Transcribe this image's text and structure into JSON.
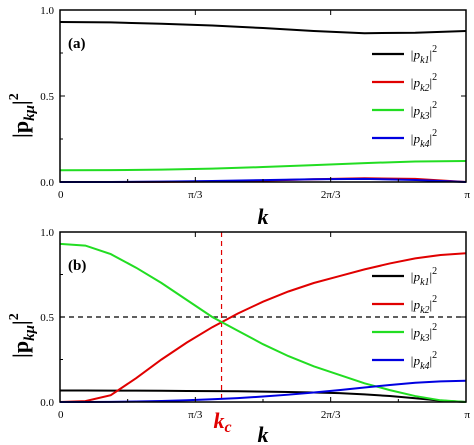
{
  "chart_data": [
    {
      "type": "line",
      "panel_label": "(a)",
      "xlabel": "k",
      "ylabel": "|p",
      "ylabel_sub": "kμ",
      "ylabel_sup": "2",
      "xlim": [
        0,
        3.14159
      ],
      "ylim": [
        0,
        1.0
      ],
      "xticks": [
        0,
        1.0472,
        2.0944,
        3.14159
      ],
      "xtick_labels": [
        "0",
        "π/3",
        "2π/3",
        "π"
      ],
      "yticks": [
        0,
        0.5,
        1.0
      ],
      "ytick_labels": [
        "0.0",
        "0.5",
        "1.0"
      ],
      "legend": "right",
      "x": [
        0,
        0.3927,
        0.7854,
        1.1781,
        1.5708,
        1.9635,
        2.3562,
        2.7489,
        3.14159
      ],
      "series": [
        {
          "name": "|p",
          "sub": "k1",
          "sup": "2",
          "color": "#000000",
          "values": [
            0.93,
            0.928,
            0.92,
            0.91,
            0.895,
            0.878,
            0.865,
            0.868,
            0.878
          ]
        },
        {
          "name": "|p",
          "sub": "k2",
          "sup": "2",
          "color": "#e00000",
          "values": [
            0.0,
            0.0,
            0.001,
            0.003,
            0.008,
            0.016,
            0.022,
            0.018,
            0.0
          ]
        },
        {
          "name": "|p",
          "sub": "k3",
          "sup": "2",
          "color": "#22dd22",
          "values": [
            0.068,
            0.069,
            0.072,
            0.078,
            0.087,
            0.098,
            0.11,
            0.119,
            0.122
          ]
        },
        {
          "name": "|p",
          "sub": "k4",
          "sup": "2",
          "color": "#0000e0",
          "values": [
            0.0,
            0.0,
            0.002,
            0.006,
            0.011,
            0.016,
            0.018,
            0.012,
            0.0
          ]
        }
      ]
    },
    {
      "type": "line",
      "panel_label": "(b)",
      "xlabel": "k",
      "ylabel": "|p",
      "ylabel_sub": "kμ",
      "ylabel_sup": "2",
      "xlim": [
        0,
        3.14159
      ],
      "ylim": [
        0,
        1.0
      ],
      "xticks": [
        0,
        1.0472,
        2.0944,
        3.14159
      ],
      "xtick_labels": [
        "0",
        "π/3",
        "2π/3",
        "π"
      ],
      "yticks": [
        0,
        0.5,
        1.0
      ],
      "ytick_labels": [
        "0.0",
        "0.5",
        "1.0"
      ],
      "legend": "right",
      "hline": 0.5,
      "vline": 1.25,
      "vline_label": "k",
      "vline_label_sub": "c",
      "x": [
        0,
        0.1963,
        0.3927,
        0.589,
        0.7854,
        0.9817,
        1.1781,
        1.3744,
        1.5708,
        1.7671,
        1.9635,
        2.1598,
        2.3562,
        2.5525,
        2.7489,
        2.9452,
        3.14159
      ],
      "series": [
        {
          "name": "|p",
          "sub": "k1",
          "sup": "2",
          "color": "#000000",
          "values": [
            0.068,
            0.068,
            0.067,
            0.067,
            0.066,
            0.065,
            0.064,
            0.063,
            0.061,
            0.059,
            0.056,
            0.052,
            0.045,
            0.035,
            0.022,
            0.008,
            0.0
          ]
        },
        {
          "name": "|p",
          "sub": "k2",
          "sup": "2",
          "color": "#e00000",
          "values": [
            0.0,
            0.005,
            0.04,
            0.14,
            0.25,
            0.35,
            0.44,
            0.52,
            0.59,
            0.65,
            0.7,
            0.74,
            0.78,
            0.815,
            0.845,
            0.865,
            0.875
          ]
        },
        {
          "name": "|p",
          "sub": "k3",
          "sup": "2",
          "color": "#22dd22",
          "values": [
            0.93,
            0.92,
            0.87,
            0.79,
            0.7,
            0.6,
            0.5,
            0.42,
            0.34,
            0.27,
            0.21,
            0.16,
            0.11,
            0.07,
            0.035,
            0.01,
            0.0
          ]
        },
        {
          "name": "|p",
          "sub": "k4",
          "sup": "2",
          "color": "#0000e0",
          "values": [
            0.0,
            0.0,
            0.001,
            0.003,
            0.006,
            0.01,
            0.016,
            0.023,
            0.032,
            0.043,
            0.056,
            0.07,
            0.085,
            0.1,
            0.113,
            0.121,
            0.125
          ]
        }
      ]
    }
  ]
}
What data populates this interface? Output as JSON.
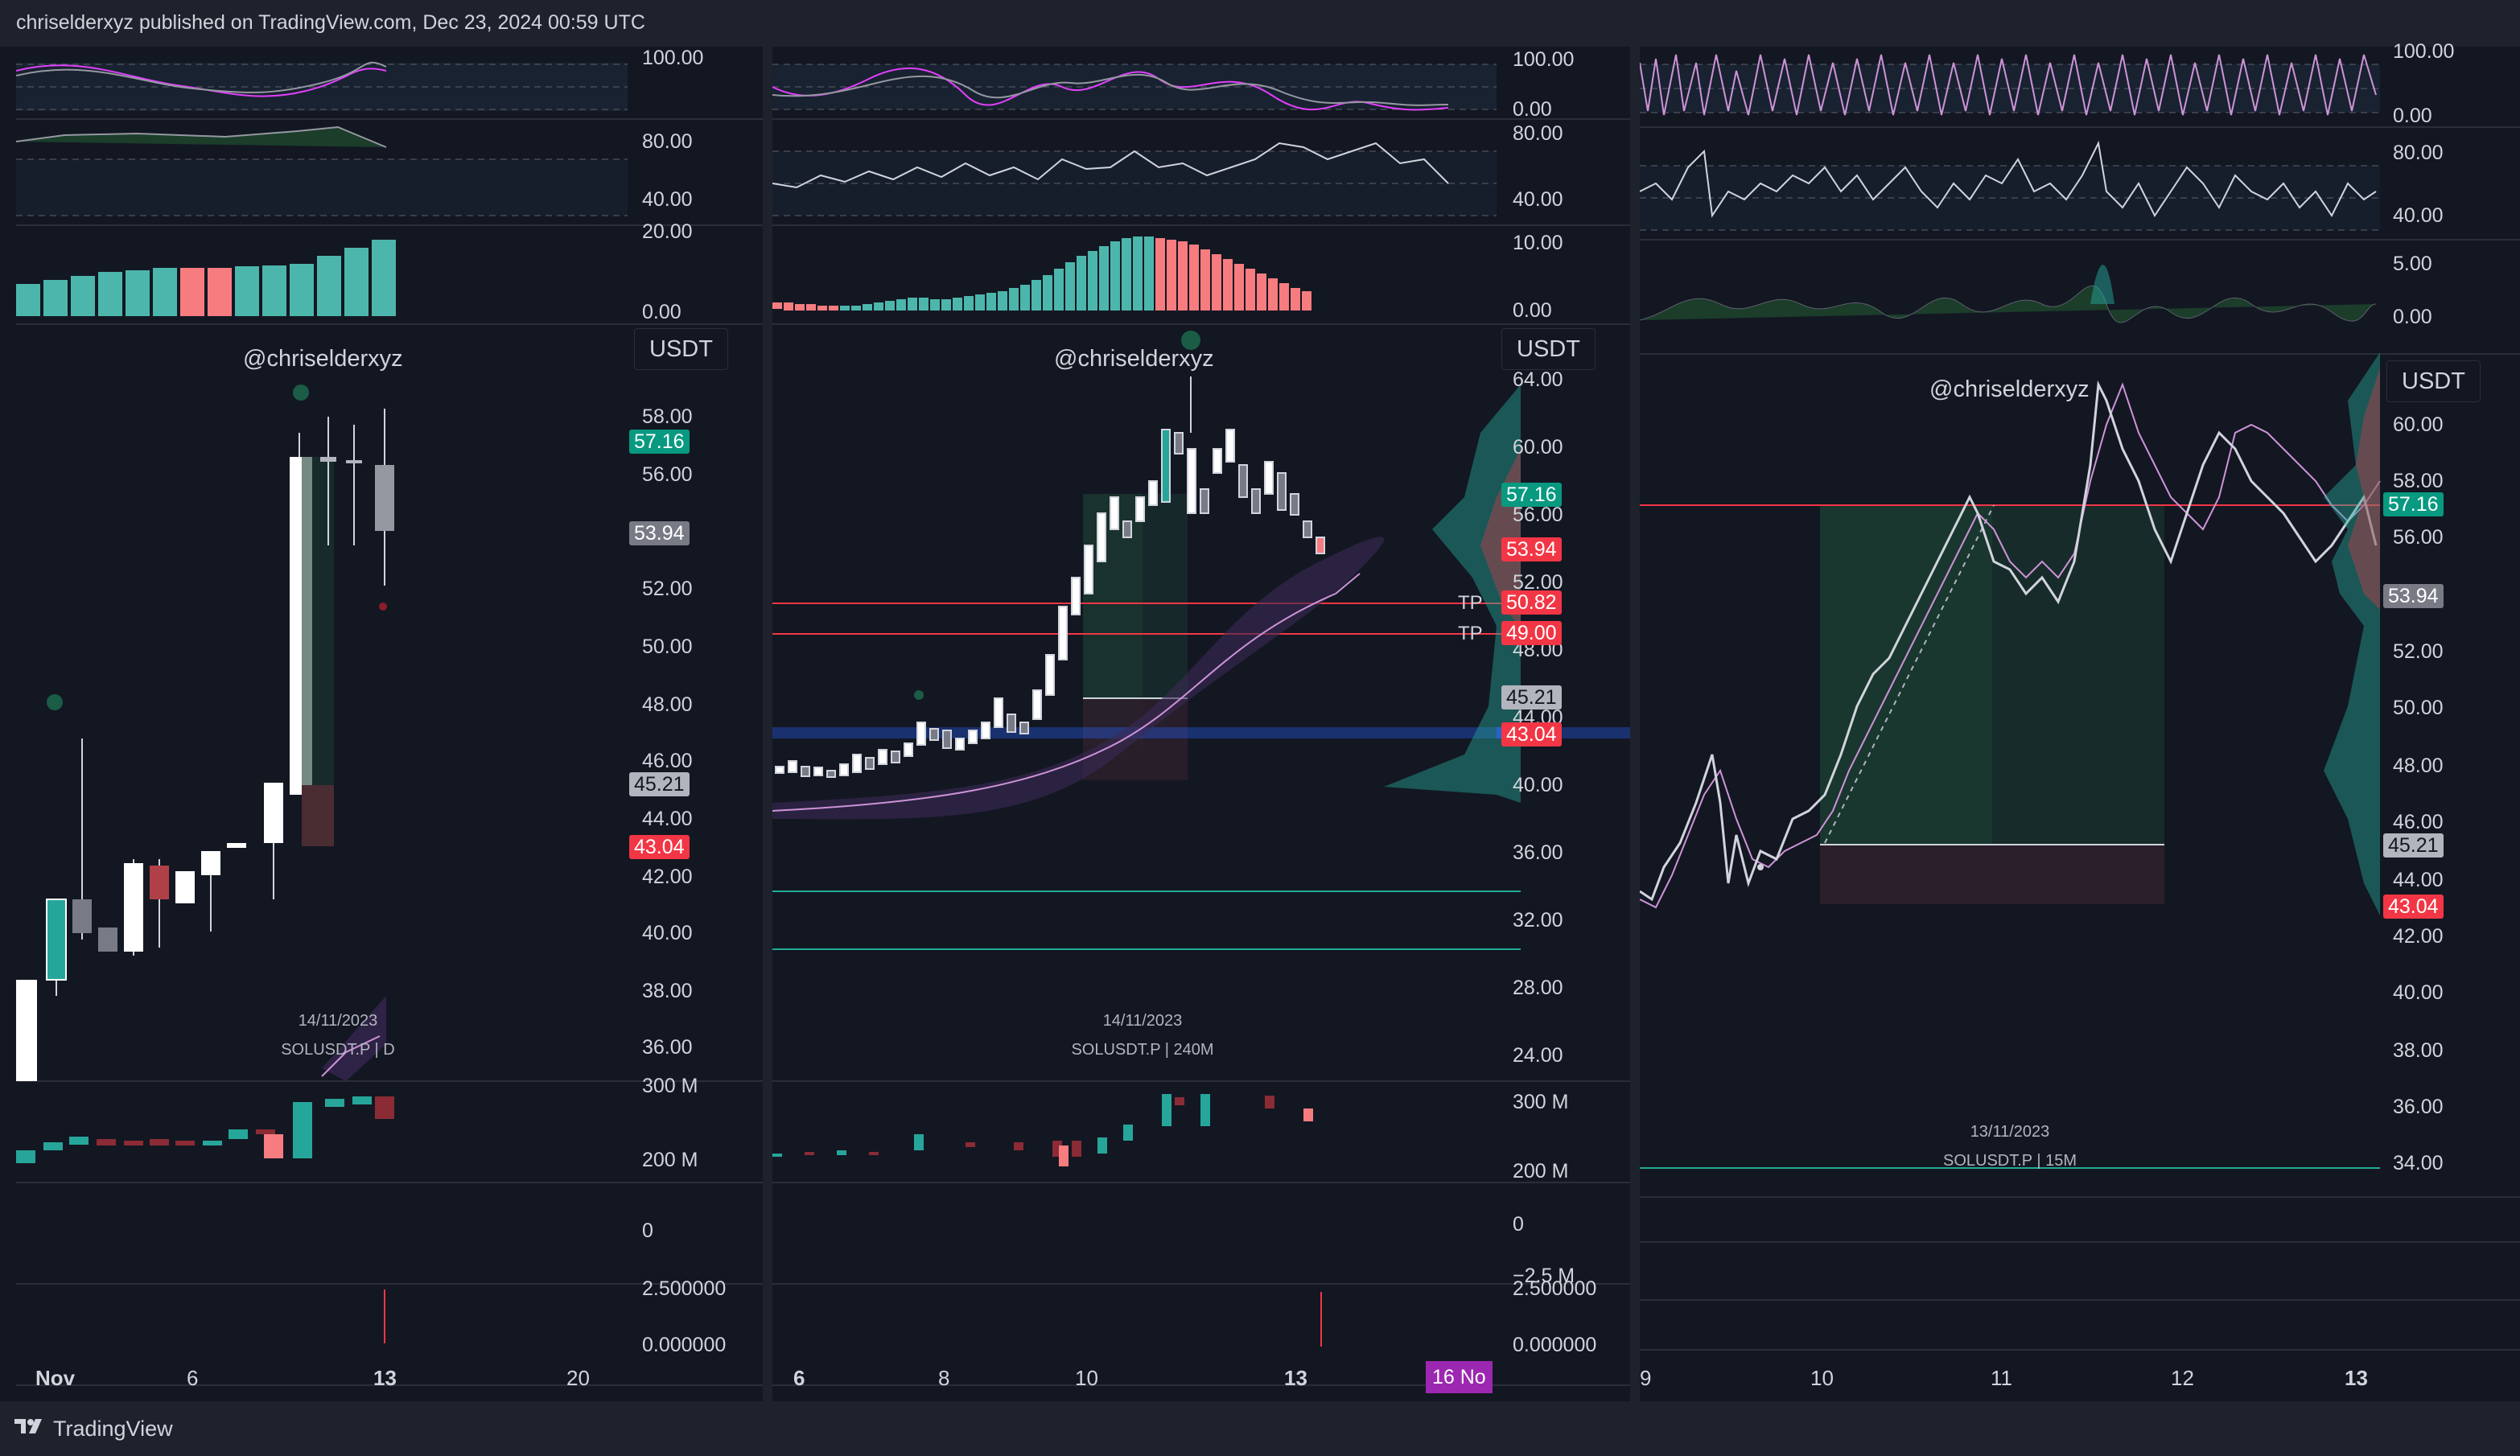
{
  "header": {
    "publish_text": "chriselderxyz published on TradingView.com, Dec 23, 2024 00:59 UTC"
  },
  "footer": {
    "brand": "TradingView"
  },
  "colors": {
    "bg": "#131722",
    "up": "#26a69a",
    "down": "#ef5350",
    "accent_pink": "#f23645",
    "purple": "#9c27b0"
  },
  "panels": [
    {
      "watermark": "@chriselderxyz",
      "currency": "USDT",
      "date": "14/11/2023",
      "symbol": "SOLUSDT.P | D",
      "osc1_ticks": [
        "100.00"
      ],
      "osc2_ticks": [
        "80.00",
        "40.00"
      ],
      "hist_ticks": [
        "20.00",
        "0.00"
      ],
      "price_ticks": [
        "58.00",
        "56.00",
        "52.00",
        "50.00",
        "48.00",
        "46.00",
        "44.00",
        "42.00",
        "40.00",
        "38.00",
        "36.00"
      ],
      "tags": {
        "last": "57.16",
        "a": "53.94",
        "b": "45.21",
        "c": "43.04"
      },
      "volume_ticks": [
        "300 M",
        "200 M"
      ],
      "low_ticks": [
        "0",
        "2.500000",
        "0.000000"
      ],
      "time_labels": [
        "Nov",
        "6",
        "13",
        "20"
      ]
    },
    {
      "watermark": "@chriselderxyz",
      "currency": "USDT",
      "date": "14/11/2023",
      "symbol": "SOLUSDT.P | 240M",
      "osc1_ticks": [
        "100.00",
        "0.00"
      ],
      "osc2_ticks": [
        "80.00",
        "40.00"
      ],
      "hist_ticks": [
        "10.00",
        "0.00"
      ],
      "price_ticks": [
        "64.00",
        "60.00",
        "56.00",
        "52.00",
        "48.00",
        "44.00",
        "40.00",
        "36.00",
        "32.00",
        "28.00",
        "24.00"
      ],
      "tags": {
        "last": "57.16",
        "a": "53.94",
        "tp1": "50.82",
        "tp2": "49.00",
        "b": "45.21",
        "c": "43.04"
      },
      "tp_label": "TP",
      "volume_ticks": [
        "300 M",
        "200 M"
      ],
      "low_ticks": [
        "0",
        "−2.5 M",
        "2.500000",
        "0.000000"
      ],
      "time_labels": [
        "6",
        "8",
        "10",
        "13"
      ],
      "date_badge": "16 No"
    },
    {
      "watermark": "@chriselderxyz",
      "currency": "USDT",
      "date": "13/11/2023",
      "symbol": "SOLUSDT.P | 15M",
      "osc1_ticks": [
        "100.00",
        "0.00"
      ],
      "osc2_ticks": [
        "80.00",
        "40.00"
      ],
      "hist_ticks": [
        "5.00",
        "0.00"
      ],
      "price_ticks": [
        "60.00",
        "58.00",
        "56.00",
        "52.00",
        "50.00",
        "48.00",
        "46.00",
        "44.00",
        "42.00",
        "40.00",
        "38.00",
        "36.00",
        "34.00"
      ],
      "tags": {
        "last": "57.16",
        "a": "53.94",
        "b": "45.21",
        "c": "43.04"
      },
      "time_labels": [
        "9",
        "10",
        "11",
        "12",
        "13"
      ]
    }
  ]
}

- **Task statement**
Write out the whole listing again, exactly, with no pictures.

- **The completed task**
Transcribe this image's text and structure into JSON.
{
  "chart_data": [
    {
      "type": "line",
      "panel_label": "(a)",
      "xlabel": "k",
      "ylabel": "|p",
      "ylabel_sub": "kμ",
      "ylabel_sup": "2",
      "xlim": [
        0,
        3.14159
      ],
      "ylim": [
        0,
        1.0
      ],
      "xticks": [
        0,
        1.0472,
        2.0944,
        3.14159
      ],
      "xtick_labels": [
        "0",
        "π/3",
        "2π/3",
        "π"
      ],
      "yticks": [
        0,
        0.5,
        1.0
      ],
      "ytick_labels": [
        "0.0",
        "0.5",
        "1.0"
      ],
      "legend": "right",
      "x": [
        0,
        0.3927,
        0.7854,
        1.1781,
        1.5708,
        1.9635,
        2.3562,
        2.7489,
        3.14159
      ],
      "series": [
        {
          "name": "|p",
          "sub": "k1",
          "sup": "2",
          "color": "#000000",
          "values": [
            0.93,
            0.928,
            0.92,
            0.91,
            0.895,
            0.878,
            0.865,
            0.868,
            0.878
          ]
        },
        {
          "name": "|p",
          "sub": "k2",
          "sup": "2",
          "color": "#e00000",
          "values": [
            0.0,
            0.0,
            0.001,
            0.003,
            0.008,
            0.016,
            0.022,
            0.018,
            0.0
          ]
        },
        {
          "name": "|p",
          "sub": "k3",
          "sup": "2",
          "color": "#22dd22",
          "values": [
            0.068,
            0.069,
            0.072,
            0.078,
            0.087,
            0.098,
            0.11,
            0.119,
            0.122
          ]
        },
        {
          "name": "|p",
          "sub": "k4",
          "sup": "2",
          "color": "#0000e0",
          "values": [
            0.0,
            0.0,
            0.002,
            0.006,
            0.011,
            0.016,
            0.018,
            0.012,
            0.0
          ]
        }
      ]
    },
    {
      "type": "line",
      "panel_label": "(b)",
      "xlabel": "k",
      "ylabel": "|p",
      "ylabel_sub": "kμ",
      "ylabel_sup": "2",
      "xlim": [
        0,
        3.14159
      ],
      "ylim": [
        0,
        1.0
      ],
      "xticks": [
        0,
        1.0472,
        2.0944,
        3.14159
      ],
      "xtick_labels": [
        "0",
        "π/3",
        "2π/3",
        "π"
      ],
      "yticks": [
        0,
        0.5,
        1.0
      ],
      "ytick_labels": [
        "0.0",
        "0.5",
        "1.0"
      ],
      "legend": "right",
      "hline": 0.5,
      "vline": 1.25,
      "vline_label": "k",
      "vline_label_sub": "c",
      "x": [
        0,
        0.1963,
        0.3927,
        0.589,
        0.7854,
        0.9817,
        1.1781,
        1.3744,
        1.5708,
        1.7671,
        1.9635,
        2.1598,
        2.3562,
        2.5525,
        2.7489,
        2.9452,
        3.14159
      ],
      "series": [
        {
          "name": "|p",
          "sub": "k1",
          "sup": "2",
          "color": "#000000",
          "values": [
            0.068,
            0.068,
            0.067,
            0.067,
            0.066,
            0.065,
            0.064,
            0.063,
            0.061,
            0.059,
            0.056,
            0.052,
            0.045,
            0.035,
            0.022,
            0.008,
            0.0
          ]
        },
        {
          "name": "|p",
          "sub": "k2",
          "sup": "2",
          "color": "#e00000",
          "values": [
            0.0,
            0.005,
            0.04,
            0.14,
            0.25,
            0.35,
            0.44,
            0.52,
            0.59,
            0.65,
            0.7,
            0.74,
            0.78,
            0.815,
            0.845,
            0.865,
            0.875
          ]
        },
        {
          "name": "|p",
          "sub": "k3",
          "sup": "2",
          "color": "#22dd22",
          "values": [
            0.93,
            0.92,
            0.87,
            0.79,
            0.7,
            0.6,
            0.5,
            0.42,
            0.34,
            0.27,
            0.21,
            0.16,
            0.11,
            0.07,
            0.035,
            0.01,
            0.0
          ]
        },
        {
          "name": "|p",
          "sub": "k4",
          "sup": "2",
          "color": "#0000e0",
          "values": [
            0.0,
            0.0,
            0.001,
            0.003,
            0.006,
            0.01,
            0.016,
            0.023,
            0.032,
            0.043,
            0.056,
            0.07,
            0.085,
            0.1,
            0.113,
            0.121,
            0.125
          ]
        }
      ]
    }
  ]
}
What data populates this interface? Output as JSON.
{
  "header": {
    "publish_text": "chriselderxyz published on TradingView.com, Dec 23, 2024 00:59 UTC"
  },
  "footer": {
    "brand": "TradingView"
  },
  "colors": {
    "bg": "#131722",
    "up": "#26a69a",
    "down": "#ef5350",
    "accent_pink": "#f23645",
    "purple": "#9c27b0"
  },
  "panels": [
    {
      "watermark": "@chriselderxyz",
      "currency": "USDT",
      "date": "14/11/2023",
      "symbol": "SOLUSDT.P | D",
      "osc1_ticks": [
        "100.00"
      ],
      "osc2_ticks": [
        "80.00",
        "40.00"
      ],
      "hist_ticks": [
        "20.00",
        "0.00"
      ],
      "price_ticks": [
        "58.00",
        "56.00",
        "52.00",
        "50.00",
        "48.00",
        "46.00",
        "44.00",
        "42.00",
        "40.00",
        "38.00",
        "36.00"
      ],
      "tags": {
        "last": "57.16",
        "a": "53.94",
        "b": "45.21",
        "c": "43.04"
      },
      "volume_ticks": [
        "300 M",
        "200 M"
      ],
      "low_ticks": [
        "0",
        "2.500000",
        "0.000000"
      ],
      "time_labels": [
        "Nov",
        "6",
        "13",
        "20"
      ]
    },
    {
      "watermark": "@chriselderxyz",
      "currency": "USDT",
      "date": "14/11/2023",
      "symbol": "SOLUSDT.P | 240M",
      "osc1_ticks": [
        "100.00",
        "0.00"
      ],
      "osc2_ticks": [
        "80.00",
        "40.00"
      ],
      "hist_ticks": [
        "10.00",
        "0.00"
      ],
      "price_ticks": [
        "64.00",
        "60.00",
        "56.00",
        "52.00",
        "48.00",
        "44.00",
        "40.00",
        "36.00",
        "32.00",
        "28.00",
        "24.00"
      ],
      "tags": {
        "last": "57.16",
        "a": "53.94",
        "tp1": "50.82",
        "tp2": "49.00",
        "b": "45.21",
        "c": "43.04"
      },
      "tp_label": "TP",
      "volume_ticks": [
        "300 M",
        "200 M"
      ],
      "low_ticks": [
        "0",
        "−2.5 M",
        "2.500000",
        "0.000000"
      ],
      "time_labels": [
        "6",
        "8",
        "10",
        "13"
      ],
      "date_badge": "16 No"
    },
    {
      "watermark": "@chriselderxyz",
      "currency": "USDT",
      "date": "13/11/2023",
      "symbol": "SOLUSDT.P | 15M",
      "osc1_ticks": [
        "100.00",
        "0.00"
      ],
      "osc2_ticks": [
        "80.00",
        "40.00"
      ],
      "hist_ticks": [
        "5.00",
        "0.00"
      ],
      "price_ticks": [
        "60.00",
        "58.00",
        "56.00",
        "52.00",
        "50.00",
        "48.00",
        "46.00",
        "44.00",
        "42.00",
        "40.00",
        "38.00",
        "36.00",
        "34.00"
      ],
      "tags": {
        "last": "57.16",
        "a": "53.94",
        "b": "45.21",
        "c": "43.04"
      },
      "time_labels": [
        "9",
        "10",
        "11",
        "12",
        "13"
      ]
    }
  ]
}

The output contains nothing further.